# Task details
Search the material for "STELIB" and show all lines that contain it.

--- start Entries shown ---

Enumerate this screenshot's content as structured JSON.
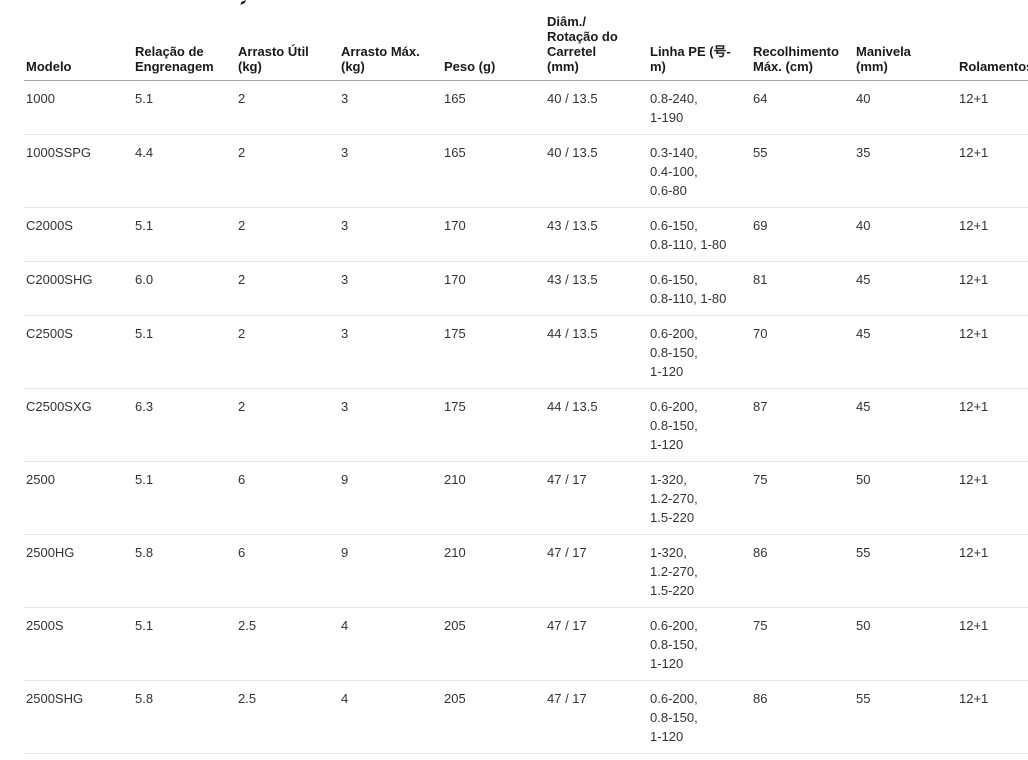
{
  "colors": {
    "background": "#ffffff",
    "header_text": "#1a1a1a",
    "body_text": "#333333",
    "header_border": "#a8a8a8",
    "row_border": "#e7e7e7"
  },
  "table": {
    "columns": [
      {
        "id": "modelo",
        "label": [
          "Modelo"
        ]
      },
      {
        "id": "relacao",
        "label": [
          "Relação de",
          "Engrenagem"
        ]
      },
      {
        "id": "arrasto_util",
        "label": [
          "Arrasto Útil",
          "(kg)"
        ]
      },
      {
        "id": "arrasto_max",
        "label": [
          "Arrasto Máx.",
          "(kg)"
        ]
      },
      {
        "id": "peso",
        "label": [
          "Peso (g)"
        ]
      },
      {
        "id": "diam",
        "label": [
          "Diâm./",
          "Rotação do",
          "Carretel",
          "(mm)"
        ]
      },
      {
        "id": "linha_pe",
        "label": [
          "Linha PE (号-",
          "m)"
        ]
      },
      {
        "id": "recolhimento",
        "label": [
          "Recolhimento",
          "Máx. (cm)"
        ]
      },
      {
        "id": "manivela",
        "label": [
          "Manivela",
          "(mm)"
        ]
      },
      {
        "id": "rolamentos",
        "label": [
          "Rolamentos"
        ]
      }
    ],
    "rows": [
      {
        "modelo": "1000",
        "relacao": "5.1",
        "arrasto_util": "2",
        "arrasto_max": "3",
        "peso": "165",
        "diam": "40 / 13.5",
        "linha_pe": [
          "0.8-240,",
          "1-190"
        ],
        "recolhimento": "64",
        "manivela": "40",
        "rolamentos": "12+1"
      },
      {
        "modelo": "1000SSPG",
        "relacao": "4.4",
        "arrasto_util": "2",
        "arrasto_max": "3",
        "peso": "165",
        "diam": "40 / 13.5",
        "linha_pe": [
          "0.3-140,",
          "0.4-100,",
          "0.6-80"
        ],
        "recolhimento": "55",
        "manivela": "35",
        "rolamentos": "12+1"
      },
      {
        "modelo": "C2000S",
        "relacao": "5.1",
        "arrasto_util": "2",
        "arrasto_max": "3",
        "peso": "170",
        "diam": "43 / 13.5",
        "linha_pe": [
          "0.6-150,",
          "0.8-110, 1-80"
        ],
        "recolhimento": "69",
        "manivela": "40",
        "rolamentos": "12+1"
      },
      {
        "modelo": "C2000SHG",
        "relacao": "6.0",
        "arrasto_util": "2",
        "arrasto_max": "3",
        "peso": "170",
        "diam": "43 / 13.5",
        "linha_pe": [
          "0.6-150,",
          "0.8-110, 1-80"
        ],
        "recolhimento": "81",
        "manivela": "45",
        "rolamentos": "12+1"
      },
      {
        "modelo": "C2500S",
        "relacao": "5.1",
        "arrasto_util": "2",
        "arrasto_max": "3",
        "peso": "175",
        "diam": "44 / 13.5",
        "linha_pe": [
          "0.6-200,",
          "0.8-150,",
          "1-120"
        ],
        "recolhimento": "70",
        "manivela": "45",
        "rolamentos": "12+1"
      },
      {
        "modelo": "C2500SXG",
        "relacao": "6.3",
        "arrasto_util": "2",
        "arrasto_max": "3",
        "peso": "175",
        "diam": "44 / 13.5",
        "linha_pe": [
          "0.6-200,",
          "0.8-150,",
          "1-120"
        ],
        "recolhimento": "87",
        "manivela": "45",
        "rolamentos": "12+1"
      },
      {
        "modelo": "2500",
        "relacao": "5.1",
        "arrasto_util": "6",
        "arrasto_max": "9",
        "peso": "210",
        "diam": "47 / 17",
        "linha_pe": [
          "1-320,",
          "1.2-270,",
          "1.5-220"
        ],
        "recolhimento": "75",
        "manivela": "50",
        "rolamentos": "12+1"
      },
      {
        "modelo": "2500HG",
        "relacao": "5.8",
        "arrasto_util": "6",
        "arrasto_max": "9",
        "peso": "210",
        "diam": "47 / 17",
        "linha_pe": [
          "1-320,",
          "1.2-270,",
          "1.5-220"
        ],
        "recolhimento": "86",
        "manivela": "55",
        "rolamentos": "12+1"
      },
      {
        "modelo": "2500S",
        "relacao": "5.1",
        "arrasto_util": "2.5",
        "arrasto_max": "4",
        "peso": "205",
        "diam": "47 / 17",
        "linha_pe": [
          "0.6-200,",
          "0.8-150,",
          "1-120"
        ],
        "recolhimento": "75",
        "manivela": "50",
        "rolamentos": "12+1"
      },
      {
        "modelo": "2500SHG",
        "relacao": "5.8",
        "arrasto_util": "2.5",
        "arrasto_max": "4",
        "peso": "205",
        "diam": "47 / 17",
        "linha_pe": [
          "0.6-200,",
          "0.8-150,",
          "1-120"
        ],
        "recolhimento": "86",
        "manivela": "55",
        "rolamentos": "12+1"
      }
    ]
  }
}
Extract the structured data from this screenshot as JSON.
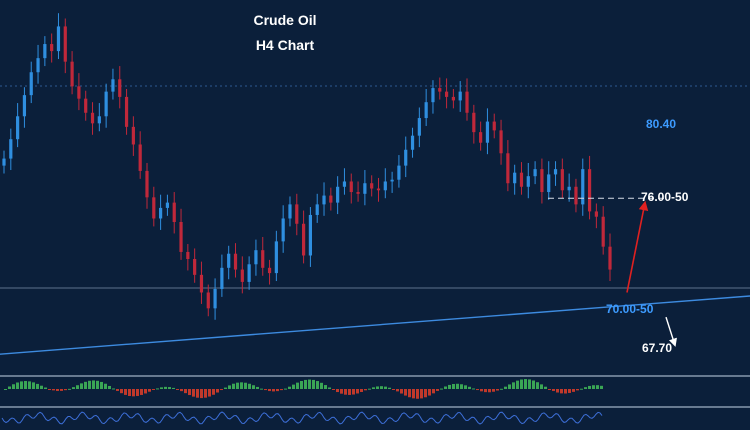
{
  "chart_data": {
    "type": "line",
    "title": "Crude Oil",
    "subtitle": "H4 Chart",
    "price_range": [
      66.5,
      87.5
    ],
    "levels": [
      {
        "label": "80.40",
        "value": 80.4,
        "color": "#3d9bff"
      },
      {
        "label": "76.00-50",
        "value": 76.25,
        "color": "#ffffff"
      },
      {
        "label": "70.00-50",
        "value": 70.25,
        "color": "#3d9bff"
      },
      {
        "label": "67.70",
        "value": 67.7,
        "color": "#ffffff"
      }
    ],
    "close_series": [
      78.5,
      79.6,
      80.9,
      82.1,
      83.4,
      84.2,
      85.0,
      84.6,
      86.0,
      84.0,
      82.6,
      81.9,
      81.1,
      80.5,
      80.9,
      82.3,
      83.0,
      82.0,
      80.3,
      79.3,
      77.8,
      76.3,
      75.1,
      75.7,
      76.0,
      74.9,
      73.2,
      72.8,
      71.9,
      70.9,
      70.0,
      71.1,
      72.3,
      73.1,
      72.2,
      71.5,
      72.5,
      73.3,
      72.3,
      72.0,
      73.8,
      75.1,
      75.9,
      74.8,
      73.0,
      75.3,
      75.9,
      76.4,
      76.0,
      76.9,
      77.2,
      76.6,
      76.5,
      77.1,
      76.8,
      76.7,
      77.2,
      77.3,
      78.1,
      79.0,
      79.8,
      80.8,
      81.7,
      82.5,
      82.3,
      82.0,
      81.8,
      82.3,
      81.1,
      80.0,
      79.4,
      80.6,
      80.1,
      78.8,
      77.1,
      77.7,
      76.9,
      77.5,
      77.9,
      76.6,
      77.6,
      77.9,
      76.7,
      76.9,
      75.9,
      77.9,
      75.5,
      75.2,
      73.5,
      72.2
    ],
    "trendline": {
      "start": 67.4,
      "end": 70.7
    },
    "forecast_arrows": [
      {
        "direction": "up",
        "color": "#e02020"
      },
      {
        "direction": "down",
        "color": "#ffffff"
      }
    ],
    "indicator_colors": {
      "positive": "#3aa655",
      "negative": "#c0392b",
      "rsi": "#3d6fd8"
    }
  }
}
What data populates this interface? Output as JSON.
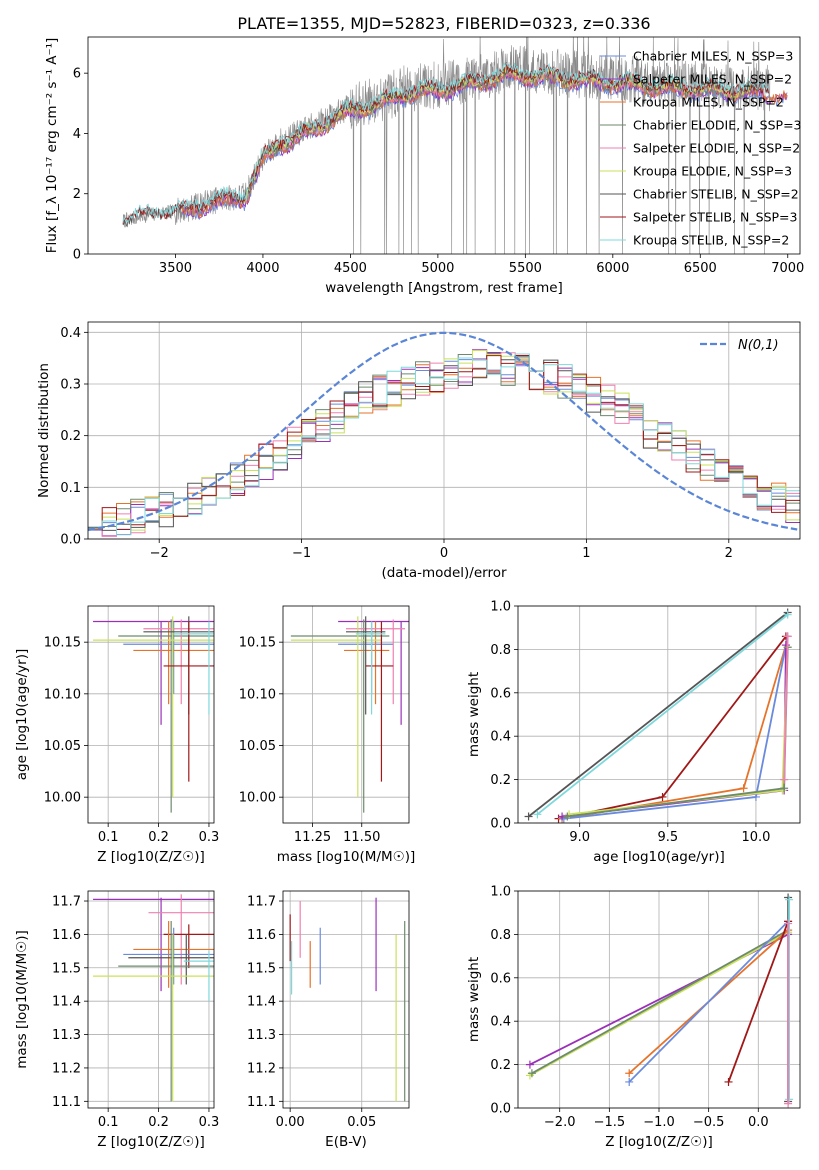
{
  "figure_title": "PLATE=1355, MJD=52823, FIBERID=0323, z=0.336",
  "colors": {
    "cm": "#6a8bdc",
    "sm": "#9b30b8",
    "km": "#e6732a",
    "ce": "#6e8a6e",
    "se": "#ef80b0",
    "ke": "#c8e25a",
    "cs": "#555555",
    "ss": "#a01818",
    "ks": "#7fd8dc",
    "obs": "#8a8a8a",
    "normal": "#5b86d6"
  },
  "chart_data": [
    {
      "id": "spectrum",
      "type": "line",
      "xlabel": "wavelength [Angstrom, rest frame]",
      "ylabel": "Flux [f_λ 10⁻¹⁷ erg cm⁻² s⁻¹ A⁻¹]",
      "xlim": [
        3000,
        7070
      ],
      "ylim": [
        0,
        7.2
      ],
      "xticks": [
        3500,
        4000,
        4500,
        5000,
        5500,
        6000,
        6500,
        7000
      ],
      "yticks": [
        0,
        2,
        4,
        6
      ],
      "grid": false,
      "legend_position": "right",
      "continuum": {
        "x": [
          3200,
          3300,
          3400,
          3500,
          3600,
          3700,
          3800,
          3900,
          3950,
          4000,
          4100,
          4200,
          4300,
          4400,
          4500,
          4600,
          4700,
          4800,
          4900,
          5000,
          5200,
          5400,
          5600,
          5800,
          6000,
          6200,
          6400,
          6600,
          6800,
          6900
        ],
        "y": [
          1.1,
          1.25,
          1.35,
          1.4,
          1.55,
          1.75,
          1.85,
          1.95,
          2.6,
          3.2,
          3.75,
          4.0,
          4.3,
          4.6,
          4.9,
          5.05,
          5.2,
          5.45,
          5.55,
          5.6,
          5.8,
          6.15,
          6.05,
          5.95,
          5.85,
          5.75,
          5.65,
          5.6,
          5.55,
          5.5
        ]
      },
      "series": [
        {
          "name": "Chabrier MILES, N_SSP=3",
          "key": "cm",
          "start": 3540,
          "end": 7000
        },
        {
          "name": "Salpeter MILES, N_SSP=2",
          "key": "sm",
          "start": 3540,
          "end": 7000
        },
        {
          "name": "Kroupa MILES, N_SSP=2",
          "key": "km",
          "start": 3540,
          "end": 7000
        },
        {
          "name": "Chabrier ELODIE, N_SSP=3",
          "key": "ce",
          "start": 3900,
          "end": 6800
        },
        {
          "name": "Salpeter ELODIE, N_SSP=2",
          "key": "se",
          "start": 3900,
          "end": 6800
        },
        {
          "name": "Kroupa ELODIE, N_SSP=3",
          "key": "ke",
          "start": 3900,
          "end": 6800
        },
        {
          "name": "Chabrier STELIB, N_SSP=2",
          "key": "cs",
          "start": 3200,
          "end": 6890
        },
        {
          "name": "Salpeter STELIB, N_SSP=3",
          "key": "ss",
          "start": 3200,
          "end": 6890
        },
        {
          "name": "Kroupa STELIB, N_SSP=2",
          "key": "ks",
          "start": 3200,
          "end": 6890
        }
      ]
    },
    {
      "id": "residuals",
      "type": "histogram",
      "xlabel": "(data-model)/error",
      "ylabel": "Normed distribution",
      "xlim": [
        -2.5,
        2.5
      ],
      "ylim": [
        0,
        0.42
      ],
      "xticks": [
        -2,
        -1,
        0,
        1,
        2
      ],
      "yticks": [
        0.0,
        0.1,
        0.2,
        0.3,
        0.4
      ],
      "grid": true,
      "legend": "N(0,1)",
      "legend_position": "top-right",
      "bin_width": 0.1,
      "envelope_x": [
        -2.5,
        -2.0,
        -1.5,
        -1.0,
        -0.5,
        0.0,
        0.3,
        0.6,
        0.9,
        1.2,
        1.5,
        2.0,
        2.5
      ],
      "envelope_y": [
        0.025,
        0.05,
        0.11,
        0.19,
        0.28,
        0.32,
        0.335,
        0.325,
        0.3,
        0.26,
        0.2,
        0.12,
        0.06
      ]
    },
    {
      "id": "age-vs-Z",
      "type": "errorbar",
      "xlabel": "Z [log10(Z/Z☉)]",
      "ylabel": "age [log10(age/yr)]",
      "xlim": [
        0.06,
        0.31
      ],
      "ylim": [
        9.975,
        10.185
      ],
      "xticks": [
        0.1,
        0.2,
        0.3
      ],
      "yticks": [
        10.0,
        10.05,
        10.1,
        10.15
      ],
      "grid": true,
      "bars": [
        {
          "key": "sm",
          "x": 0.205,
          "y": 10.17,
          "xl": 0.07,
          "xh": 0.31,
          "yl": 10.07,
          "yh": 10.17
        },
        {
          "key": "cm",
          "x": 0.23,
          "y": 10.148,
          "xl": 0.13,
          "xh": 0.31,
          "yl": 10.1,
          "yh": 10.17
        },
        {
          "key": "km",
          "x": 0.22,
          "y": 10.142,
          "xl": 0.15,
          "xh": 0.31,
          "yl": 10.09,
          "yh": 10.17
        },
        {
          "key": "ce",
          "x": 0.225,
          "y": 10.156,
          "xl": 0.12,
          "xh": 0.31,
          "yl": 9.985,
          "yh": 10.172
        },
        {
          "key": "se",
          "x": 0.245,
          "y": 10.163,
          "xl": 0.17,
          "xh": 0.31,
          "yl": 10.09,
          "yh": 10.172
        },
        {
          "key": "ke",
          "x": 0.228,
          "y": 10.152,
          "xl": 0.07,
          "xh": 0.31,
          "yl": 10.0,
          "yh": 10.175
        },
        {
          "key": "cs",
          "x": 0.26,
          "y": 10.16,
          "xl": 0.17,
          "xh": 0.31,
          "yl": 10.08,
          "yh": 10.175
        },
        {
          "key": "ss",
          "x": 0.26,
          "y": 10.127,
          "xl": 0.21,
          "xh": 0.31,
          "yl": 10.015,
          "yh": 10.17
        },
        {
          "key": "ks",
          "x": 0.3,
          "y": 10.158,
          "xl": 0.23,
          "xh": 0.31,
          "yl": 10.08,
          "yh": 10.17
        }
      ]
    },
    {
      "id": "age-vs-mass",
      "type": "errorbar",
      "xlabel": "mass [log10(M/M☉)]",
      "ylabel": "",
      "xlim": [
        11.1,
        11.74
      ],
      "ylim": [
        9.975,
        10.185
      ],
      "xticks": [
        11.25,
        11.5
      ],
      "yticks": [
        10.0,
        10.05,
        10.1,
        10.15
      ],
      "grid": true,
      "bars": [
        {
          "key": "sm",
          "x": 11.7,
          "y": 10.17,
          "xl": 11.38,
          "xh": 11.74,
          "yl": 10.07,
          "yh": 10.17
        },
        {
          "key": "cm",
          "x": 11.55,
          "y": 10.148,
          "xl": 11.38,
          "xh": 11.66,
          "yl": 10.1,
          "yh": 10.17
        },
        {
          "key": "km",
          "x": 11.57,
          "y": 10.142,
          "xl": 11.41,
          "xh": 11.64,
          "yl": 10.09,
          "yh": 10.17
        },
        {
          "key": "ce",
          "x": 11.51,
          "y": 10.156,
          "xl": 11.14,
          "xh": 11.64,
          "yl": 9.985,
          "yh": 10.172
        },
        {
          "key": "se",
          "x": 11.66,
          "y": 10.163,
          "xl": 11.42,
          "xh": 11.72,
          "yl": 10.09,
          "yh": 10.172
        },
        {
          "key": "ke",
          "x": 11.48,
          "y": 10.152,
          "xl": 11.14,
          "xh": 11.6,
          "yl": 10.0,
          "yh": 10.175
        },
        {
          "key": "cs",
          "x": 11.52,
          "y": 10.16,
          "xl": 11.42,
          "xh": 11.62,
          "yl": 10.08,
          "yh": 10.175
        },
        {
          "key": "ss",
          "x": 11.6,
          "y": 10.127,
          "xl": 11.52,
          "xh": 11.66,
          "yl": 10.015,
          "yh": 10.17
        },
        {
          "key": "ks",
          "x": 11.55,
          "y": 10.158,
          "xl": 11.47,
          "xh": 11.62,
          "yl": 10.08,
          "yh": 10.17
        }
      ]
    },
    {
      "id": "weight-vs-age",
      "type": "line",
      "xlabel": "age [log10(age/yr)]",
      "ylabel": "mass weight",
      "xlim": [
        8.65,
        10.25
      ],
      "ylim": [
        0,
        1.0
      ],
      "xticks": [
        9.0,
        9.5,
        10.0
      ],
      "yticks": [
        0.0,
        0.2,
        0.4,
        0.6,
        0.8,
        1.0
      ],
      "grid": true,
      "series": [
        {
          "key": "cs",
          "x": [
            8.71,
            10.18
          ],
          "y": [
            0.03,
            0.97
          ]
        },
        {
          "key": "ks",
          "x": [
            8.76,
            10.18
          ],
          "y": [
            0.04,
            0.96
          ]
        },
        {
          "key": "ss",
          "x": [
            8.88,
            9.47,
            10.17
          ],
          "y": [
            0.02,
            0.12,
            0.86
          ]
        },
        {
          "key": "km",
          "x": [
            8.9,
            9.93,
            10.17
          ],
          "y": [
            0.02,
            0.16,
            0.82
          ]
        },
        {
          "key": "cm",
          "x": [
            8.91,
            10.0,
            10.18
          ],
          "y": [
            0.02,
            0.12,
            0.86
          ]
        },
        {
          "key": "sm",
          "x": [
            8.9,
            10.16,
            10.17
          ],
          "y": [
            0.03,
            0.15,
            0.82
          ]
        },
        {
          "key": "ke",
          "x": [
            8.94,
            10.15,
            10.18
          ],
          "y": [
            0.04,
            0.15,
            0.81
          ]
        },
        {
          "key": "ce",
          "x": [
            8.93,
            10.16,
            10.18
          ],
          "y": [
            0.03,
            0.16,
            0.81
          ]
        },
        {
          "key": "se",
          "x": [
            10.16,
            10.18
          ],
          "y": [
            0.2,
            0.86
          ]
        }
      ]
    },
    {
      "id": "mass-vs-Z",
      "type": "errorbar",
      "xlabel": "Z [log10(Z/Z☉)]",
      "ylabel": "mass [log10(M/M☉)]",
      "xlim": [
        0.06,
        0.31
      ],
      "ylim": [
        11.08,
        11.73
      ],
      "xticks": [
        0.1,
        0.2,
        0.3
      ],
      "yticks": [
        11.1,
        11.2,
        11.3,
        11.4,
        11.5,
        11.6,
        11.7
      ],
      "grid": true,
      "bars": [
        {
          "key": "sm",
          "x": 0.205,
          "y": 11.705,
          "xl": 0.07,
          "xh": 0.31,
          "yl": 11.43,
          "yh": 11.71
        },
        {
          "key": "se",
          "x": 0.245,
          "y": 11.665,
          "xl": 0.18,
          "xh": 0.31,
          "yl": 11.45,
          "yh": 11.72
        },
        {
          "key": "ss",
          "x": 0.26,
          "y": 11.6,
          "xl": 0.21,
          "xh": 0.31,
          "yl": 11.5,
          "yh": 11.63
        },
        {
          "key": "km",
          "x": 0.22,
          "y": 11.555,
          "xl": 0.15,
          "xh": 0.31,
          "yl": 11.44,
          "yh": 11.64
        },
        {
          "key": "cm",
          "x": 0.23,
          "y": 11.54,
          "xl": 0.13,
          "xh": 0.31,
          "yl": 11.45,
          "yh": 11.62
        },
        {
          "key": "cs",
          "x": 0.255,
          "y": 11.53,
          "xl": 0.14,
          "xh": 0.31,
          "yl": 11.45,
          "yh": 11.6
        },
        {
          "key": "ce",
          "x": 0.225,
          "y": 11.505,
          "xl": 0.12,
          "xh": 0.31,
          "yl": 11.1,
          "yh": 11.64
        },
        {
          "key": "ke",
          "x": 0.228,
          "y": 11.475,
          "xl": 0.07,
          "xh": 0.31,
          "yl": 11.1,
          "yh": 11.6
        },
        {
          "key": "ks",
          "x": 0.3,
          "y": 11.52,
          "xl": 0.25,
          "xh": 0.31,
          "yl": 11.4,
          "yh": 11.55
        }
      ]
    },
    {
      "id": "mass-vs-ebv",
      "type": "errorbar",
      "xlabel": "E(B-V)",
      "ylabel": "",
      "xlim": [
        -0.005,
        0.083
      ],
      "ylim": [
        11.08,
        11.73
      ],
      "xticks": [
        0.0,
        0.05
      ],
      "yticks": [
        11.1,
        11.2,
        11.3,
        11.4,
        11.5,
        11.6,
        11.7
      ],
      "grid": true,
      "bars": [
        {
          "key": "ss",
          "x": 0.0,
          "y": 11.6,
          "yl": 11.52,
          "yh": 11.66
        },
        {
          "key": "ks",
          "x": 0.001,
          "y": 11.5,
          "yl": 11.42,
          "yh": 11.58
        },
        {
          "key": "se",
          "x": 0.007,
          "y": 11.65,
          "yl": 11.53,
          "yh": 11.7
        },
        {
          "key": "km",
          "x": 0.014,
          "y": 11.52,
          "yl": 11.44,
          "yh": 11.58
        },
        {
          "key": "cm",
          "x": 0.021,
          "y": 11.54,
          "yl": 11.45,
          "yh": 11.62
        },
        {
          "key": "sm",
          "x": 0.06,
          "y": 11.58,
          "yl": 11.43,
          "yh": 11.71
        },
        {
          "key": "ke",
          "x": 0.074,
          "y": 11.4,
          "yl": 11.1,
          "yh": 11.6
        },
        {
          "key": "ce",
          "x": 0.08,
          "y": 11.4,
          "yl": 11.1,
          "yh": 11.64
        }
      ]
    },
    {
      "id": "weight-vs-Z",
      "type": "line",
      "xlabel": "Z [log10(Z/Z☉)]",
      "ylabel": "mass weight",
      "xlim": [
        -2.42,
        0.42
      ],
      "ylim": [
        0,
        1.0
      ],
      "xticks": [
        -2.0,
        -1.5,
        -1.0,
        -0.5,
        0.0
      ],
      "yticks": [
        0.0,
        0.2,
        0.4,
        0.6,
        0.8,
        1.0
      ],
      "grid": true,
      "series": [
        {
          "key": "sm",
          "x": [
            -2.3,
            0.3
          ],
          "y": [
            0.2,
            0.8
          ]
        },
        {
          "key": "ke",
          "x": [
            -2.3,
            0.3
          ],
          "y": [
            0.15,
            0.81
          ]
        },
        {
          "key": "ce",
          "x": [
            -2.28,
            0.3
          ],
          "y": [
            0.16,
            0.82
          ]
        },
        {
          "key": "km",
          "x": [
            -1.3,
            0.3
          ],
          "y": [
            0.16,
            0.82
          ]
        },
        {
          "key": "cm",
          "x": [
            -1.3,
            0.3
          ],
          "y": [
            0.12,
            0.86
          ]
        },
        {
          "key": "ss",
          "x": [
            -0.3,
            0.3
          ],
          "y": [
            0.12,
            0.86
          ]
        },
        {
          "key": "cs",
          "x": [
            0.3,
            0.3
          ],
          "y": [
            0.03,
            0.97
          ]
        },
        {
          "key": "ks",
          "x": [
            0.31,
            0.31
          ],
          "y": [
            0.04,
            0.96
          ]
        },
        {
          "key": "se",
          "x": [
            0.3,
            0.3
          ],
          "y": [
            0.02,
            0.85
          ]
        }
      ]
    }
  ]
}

--- end Entries shown ---

# Right answer
          "name": "Chabrier STELIB, N_SSP=2",
          "name": "Salpeter STELIB, N_SSP=3",
          "name": "Kroupa STELIB, N_SSP=2",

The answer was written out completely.